___ THE DATA

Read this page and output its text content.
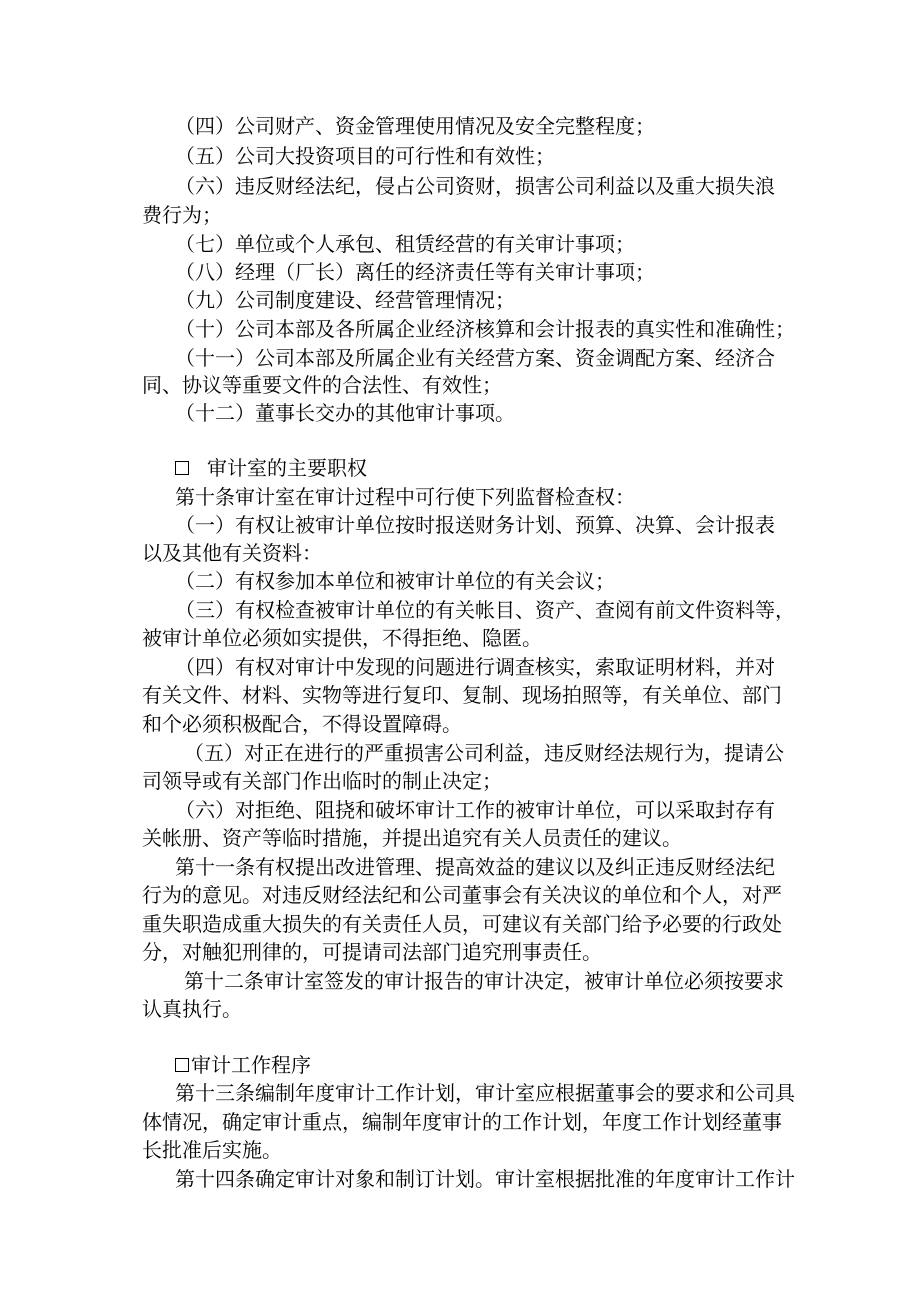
（四）公司财产、资金管理使用情况及安全完整程度；

（五）公司大投资项目的可行性和有效性；

（六）违反财经法纪，侵占公司资财，损害公司利益以及重大损失浪

费行为；

（七）单位或个人承包、租赁经营的有关审计事项；

（八）经理（厂长）离任的经济责任等有关审计事项；

（九）公司制度建设、经营管理情况；

（十）公司本部及各所属企业经济核算和会计报表的真实性和准确性；

（十一）公司本部及所属企业有关经营方案、资金调配方案、经济合

同、协议等重要文件的合法性、有效性；

（十二）董事长交办的其他审计事项。

审计室的主要职权

第十条审计室在审计过程中可行使下列监督检查权：

（一）有权让被审计单位按时报送财务计划、预算、决算、会计报表

以及其他有关资料：

（二）有权参加本单位和被审计单位的有关会议；

（三）有权检查被审计单位的有关帐目、资产、查阅有前文件资料等，

被审计单位必须如实提供，不得拒绝、隐匿。

（四）有权对审计中发现的问题进行调查核实，索取证明材料，并对

有关文件、材料、实物等进行复印、复制、现场拍照等，有关单位、部门

和个必须积极配合，不得设置障碍。

（五）对正在进行的严重损害公司利益，违反财经法规行为，提请公

司领导或有关部门作出临时的制止决定；

（六）对拒绝、阻挠和破坏审计工作的被审计单位，可以采取封存有

关帐册、资产等临时措施，并提出追究有关人员责任的建议。

第十一条有权提出改进管理、提高效益的建议以及纠正违反财经法纪

行为的意见。对违反财经法纪和公司董事会有关决议的单位和个人，对严

重失职造成重大损失的有关责任人员，可建议有关部门给予必要的行政处

分，对触犯刑律的，可提请司法部门追究刑事责任。

第十二条审计室签发的审计报告的审计决定，被审计单位必须按要求

认真执行。

审计工作程序

第十三条编制年度审计工作计划，审计室应根据董事会的要求和公司具

体情况，确定审计重点，编制年度审计的工作计划，年度工作计划经董事

长批准后实施。

第十四条确定审计对象和制订计划。审计室根据批准的年度审计工作计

______

Restate the whole listing above exactly, except for its images.

— SOLUTION TO THIS TASK —
Read this page and output its text content.
（四）公司财产、资金管理使用情况及安全完整程度；

（五）公司大投资项目的可行性和有效性；

（六）违反财经法纪，侵占公司资财，损害公司利益以及重大损失浪

费行为；

（七）单位或个人承包、租赁经营的有关审计事项；

（八）经理（厂长）离任的经济责任等有关审计事项；

（九）公司制度建设、经营管理情况；

（十）公司本部及各所属企业经济核算和会计报表的真实性和准确性；

（十一）公司本部及所属企业有关经营方案、资金调配方案、经济合

同、协议等重要文件的合法性、有效性；

（十二）董事长交办的其他审计事项。

审计室的主要职权

第十条审计室在审计过程中可行使下列监督检查权：

（一）有权让被审计单位按时报送财务计划、预算、决算、会计报表

以及其他有关资料：

（二）有权参加本单位和被审计单位的有关会议；

（三）有权检查被审计单位的有关帐目、资产、查阅有前文件资料等，

被审计单位必须如实提供，不得拒绝、隐匿。

（四）有权对审计中发现的问题进行调查核实，索取证明材料，并对

有关文件、材料、实物等进行复印、复制、现场拍照等，有关单位、部门

和个必须积极配合，不得设置障碍。

（五）对正在进行的严重损害公司利益，违反财经法规行为，提请公

司领导或有关部门作出临时的制止决定；

（六）对拒绝、阻挠和破坏审计工作的被审计单位，可以采取封存有

关帐册、资产等临时措施，并提出追究有关人员责任的建议。

第十一条有权提出改进管理、提高效益的建议以及纠正违反财经法纪

行为的意见。对违反财经法纪和公司董事会有关决议的单位和个人，对严

重失职造成重大损失的有关责任人员，可建议有关部门给予必要的行政处

分，对触犯刑律的，可提请司法部门追究刑事责任。

第十二条审计室签发的审计报告的审计决定，被审计单位必须按要求

认真执行。

审计工作程序

第十三条编制年度审计工作计划，审计室应根据董事会的要求和公司具

体情况，确定审计重点，编制年度审计的工作计划，年度工作计划经董事

长批准后实施。

第十四条确定审计对象和制订计划。审计室根据批准的年度审计工作计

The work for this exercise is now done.